--- Raw records ---
=-=-=

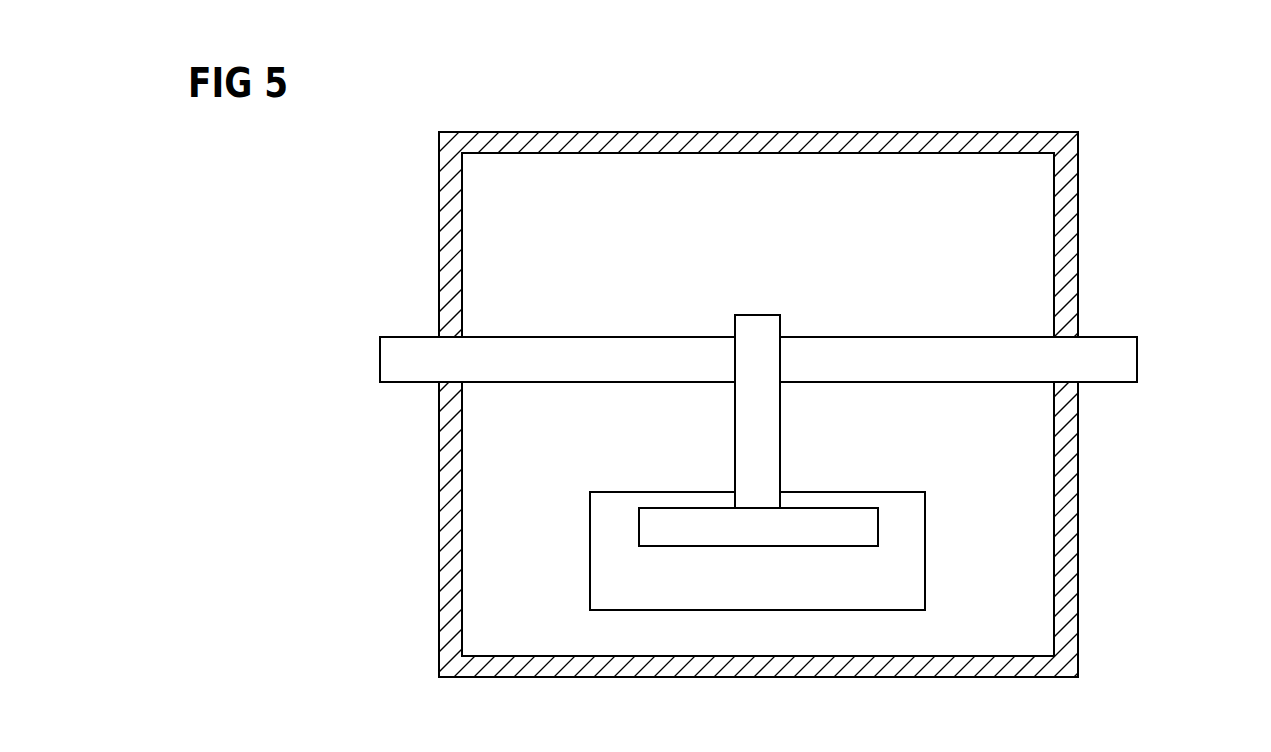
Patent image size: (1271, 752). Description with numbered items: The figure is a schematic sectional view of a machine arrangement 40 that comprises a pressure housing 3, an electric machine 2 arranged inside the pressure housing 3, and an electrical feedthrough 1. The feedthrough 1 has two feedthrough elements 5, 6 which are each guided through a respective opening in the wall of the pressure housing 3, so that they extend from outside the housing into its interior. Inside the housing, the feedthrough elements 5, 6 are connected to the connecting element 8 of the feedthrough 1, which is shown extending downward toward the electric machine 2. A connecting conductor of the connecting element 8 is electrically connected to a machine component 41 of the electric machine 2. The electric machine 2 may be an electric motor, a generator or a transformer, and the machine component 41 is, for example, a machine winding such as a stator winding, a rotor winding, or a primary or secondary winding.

The machine arrangement 40 is at (1133, 153).
The pressure housing 3 is at (1079, 253).
The feedthrough element 5 is at (592, 336).
The feedthrough element 6 is at (910, 337).
The electrical feedthrough 1 is at (762, 301).
The connecting element 8 is at (781, 440).
The electric machine 2 is at (926, 560).
The machine component 41 is at (750, 547).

=-=-=

--- Goal ---
Pick out every line in the entries above that contains the word "feedthrough" and copy each of those lines.

--- Problem solution ---
Patent image size: (1271, 752). Description with numbered items: The figure is a schematic sectional view of a machine arrangement 40 that comprises a pressure housing 3, an electric machine 2 arranged inside the pressure housing 3, and an electrical feedthrough 1. The feedthrough 1 has two feedthrough elements 5, 6 which are each guided through a respective opening in the wall of the pressure housing 3, so that they extend from outside the housing into its interior. Inside the housing, the feedthrough elements 5, 6 are connected to the connecting element 8 of the feedthrough 1, which is shown extending downward toward the electric machine 2. A connecting conductor of the connecting element 8 is electrically connected to a machine component 41 of the electric machine 2. The electric machine 2 may be an electric motor, a generator or a transformer, and the machine component 41 is, for example, a machine winding such as a stator winding, a rotor winding, or a primary or secondary winding.
The feedthrough element 5 is at (592, 336).
The feedthrough element 6 is at (910, 337).
The electrical feedthrough 1 is at (762, 301).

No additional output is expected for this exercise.